━━ Passage to read

Route information
- Part of E22 E67 E77
- Length: 20.5 km (12.7 mi)

Major junctions
- North end: A 1 A 2 near Baltezers
- P 2 near Upesciems P 4 near Ūlupji / Ulbroka P 5 near Saurieši A 6 near Saulkalne
- South end: Saulkalne / A 6

Location
- Country: Latvia

Highway system
- National Roads in Latvia;
| ← A 3 |  | → A 5 |

= A4 road (Latvia) =

Road in Latvia

The A4 is a main national road in Latvia. It is officially named Rīgas apvedceļš (Baltezers–Saulkalne) and forms the eastern section of the Riga bypass, connecting the A1 and A2 near Baltezers with the A6 near Saulkalne. The road has a total length of 20.5 km, all of which is state-owned.

The A4 is part of Latvia's TEN-T road network. It carries European route E67 and European route E77, while its southern part also forms a connection between the E22 corridor from the P5 and P80 route and the A6 at Saulkalne. Together with the A5, the A4 forms the main road bypass around Riga.

== Route description ==

The A4 starts near Baltezers, at the junction with the A1 and A2. It runs south and south-east through the eastern part of the Riga metropolitan area, passing near Upesciems, Ūlupji, Ulbroka, Saurieši, Salaspils and Saulkalne, where it ends at the junction with the A6.

The road crosses the Lielā Jugla and Mazā Jugla rivers. Its main intermediate junctions are with the P2 near Upesciems, the P4 near Ūlupji and Ulbroka, and the P5 near Saurieši.

The P5 junction is important for traffic toward eastern Latvia. The P5 continues east through Tīnūži, where it connects with the P80 Tīnūži–Koknese road, a route built as part of the E22 corridor toward Koknese and eastern Latvia.

The A4 has one carriageway with one lane in each direction along its full length. The road is paved with asphalt concrete. Outside built-up areas, the ordinary maximum speed limit is generally 90 km/h, unless otherwise signed. In 2026, Latvijas Valsts ceļi did not list any A4 section among the state-road sections with a seasonal 100 km/h or 110 km/h speed limit.

== History and reconstruction ==

Construction of the Riga bypass began in 1964 and was completed in 1980. The bypass consists of two main state-road sections: the A4, officially named Rīgas apvedceļš (Baltezers–Saulkalne), on the eastern side of Riga, and the A5, officially named Rīgas apvedceļš (Salaspils–Babīte), on the southern and western side of the city. The A4 was built as a single-carriageway bypass road intended to divert through traffic away from Riga's urban street network.

In 2011–2012, part of the A4 was rebuilt.

━━━━
━━ Dataset content

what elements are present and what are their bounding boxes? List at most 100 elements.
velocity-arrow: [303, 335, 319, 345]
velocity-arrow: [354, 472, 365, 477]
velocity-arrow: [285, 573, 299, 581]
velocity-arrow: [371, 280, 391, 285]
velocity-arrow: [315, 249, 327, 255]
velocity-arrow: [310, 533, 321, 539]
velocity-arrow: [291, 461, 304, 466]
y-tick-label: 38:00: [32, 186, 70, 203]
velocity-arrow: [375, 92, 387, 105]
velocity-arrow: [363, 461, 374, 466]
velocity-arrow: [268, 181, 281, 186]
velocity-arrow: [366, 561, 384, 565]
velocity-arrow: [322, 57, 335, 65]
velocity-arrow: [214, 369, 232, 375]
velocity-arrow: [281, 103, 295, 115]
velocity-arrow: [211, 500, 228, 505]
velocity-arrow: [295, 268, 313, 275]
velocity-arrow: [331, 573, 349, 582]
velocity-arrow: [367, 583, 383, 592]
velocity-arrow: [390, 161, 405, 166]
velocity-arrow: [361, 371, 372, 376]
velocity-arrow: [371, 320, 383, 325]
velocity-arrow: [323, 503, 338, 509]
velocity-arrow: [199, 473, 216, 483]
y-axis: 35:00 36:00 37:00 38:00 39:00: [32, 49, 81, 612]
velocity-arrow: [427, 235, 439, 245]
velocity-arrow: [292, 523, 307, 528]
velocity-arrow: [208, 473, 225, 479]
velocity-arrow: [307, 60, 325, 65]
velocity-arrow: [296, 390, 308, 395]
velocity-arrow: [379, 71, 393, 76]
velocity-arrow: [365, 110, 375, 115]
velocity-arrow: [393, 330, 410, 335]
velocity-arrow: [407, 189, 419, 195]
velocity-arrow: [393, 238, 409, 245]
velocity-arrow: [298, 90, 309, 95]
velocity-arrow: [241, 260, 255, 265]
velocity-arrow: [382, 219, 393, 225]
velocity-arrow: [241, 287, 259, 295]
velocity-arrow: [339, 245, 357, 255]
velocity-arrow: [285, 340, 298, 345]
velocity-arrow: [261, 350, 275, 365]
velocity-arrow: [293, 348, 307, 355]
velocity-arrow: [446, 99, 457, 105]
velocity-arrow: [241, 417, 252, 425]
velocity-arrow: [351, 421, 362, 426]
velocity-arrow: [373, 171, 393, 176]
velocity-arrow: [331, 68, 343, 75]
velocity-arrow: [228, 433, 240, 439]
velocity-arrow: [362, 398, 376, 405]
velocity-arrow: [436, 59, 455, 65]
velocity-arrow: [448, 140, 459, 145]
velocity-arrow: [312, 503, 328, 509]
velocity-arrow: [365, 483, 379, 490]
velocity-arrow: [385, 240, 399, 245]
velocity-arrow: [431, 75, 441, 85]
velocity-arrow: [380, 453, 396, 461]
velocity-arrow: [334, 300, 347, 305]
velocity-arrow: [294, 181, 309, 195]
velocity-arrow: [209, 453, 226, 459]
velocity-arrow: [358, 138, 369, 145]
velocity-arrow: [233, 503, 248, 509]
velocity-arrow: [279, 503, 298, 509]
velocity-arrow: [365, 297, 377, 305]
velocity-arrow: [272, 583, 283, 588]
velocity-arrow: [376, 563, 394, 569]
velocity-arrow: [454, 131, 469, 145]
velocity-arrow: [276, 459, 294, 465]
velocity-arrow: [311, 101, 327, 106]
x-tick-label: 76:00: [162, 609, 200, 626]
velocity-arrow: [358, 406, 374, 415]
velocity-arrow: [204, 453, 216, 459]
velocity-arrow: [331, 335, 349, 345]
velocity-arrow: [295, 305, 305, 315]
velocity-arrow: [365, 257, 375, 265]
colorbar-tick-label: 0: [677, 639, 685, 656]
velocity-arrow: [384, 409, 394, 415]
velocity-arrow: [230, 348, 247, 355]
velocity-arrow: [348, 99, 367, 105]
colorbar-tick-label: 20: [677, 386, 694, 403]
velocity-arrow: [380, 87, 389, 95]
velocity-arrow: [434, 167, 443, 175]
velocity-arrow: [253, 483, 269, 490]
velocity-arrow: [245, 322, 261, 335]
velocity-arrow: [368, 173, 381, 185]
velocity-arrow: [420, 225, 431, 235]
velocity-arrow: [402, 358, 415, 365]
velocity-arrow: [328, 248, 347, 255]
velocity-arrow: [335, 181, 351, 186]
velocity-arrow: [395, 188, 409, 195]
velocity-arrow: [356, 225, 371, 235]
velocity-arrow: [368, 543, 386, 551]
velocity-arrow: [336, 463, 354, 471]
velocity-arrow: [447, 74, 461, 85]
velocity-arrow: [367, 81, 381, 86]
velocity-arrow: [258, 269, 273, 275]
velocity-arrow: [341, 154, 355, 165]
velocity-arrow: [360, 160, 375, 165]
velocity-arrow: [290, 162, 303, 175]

━━━━

> Assigned task 1
In the article on the A4 road, copy out everything from "The road crosses" down to "km/h speed limit.".
> Assigned task 2
Answer these questions using the article on the A4 road:
(a) In what year did construction of the Riga bypass begin?
(b) Which two rivers does the A4 cross?
(c) What is the total length of the A4?
> Assigned task 3
Does the article on the A4 road support each statement? Answer yes or no, and quote the words that decide it.
(a) The A4 has two lanes in each direction.
(b) The A4 is paved with asphalt concrete.
(c) The A5 lies on the eastern side of Riga.
The listing has nothing to do with the article on the A4 road.

> Exercise output 1
The road crosses the Lielā Jugla and Mazā Jugla rivers. Its main intermediate junctions are with the P2 near Upesciems, the P4 near Ūlupji and Ulbroka, and the P5 near Saurieši.

The P5 junction is important for traffic toward eastern Latvia. The P5 continues east through Tīnūži, where it connects with the P80 Tīnūži–Koknese road, a route built as part of the E22 corridor toward Koknese and eastern Latvia.

The A4 has one carriageway with one lane in each direction along its full length. The road is paved with asphalt concrete. Outside built-up areas, the ordinary maximum speed limit is generally 90 km/h, unless otherwise signed. In 2026, Latvijas Valsts ceļi did not list any A4 section among the state-road sections with a seasonal 100 km/h or 110 km/h speed limit.

> Exercise output 2
(a) 1964
(b) The Lielā Jugla and the Mazā Jugla
(c) 20.5 km

> Exercise output 3
(a) No: "The A4 has one carriageway with one lane in each direction along its full length."
(b) Yes: "The road is paved with asphalt concrete."
(c) No: "the A5, officially named Rīgas apvedceļš (Salaspils–Babīte), on the southern and western side of the city"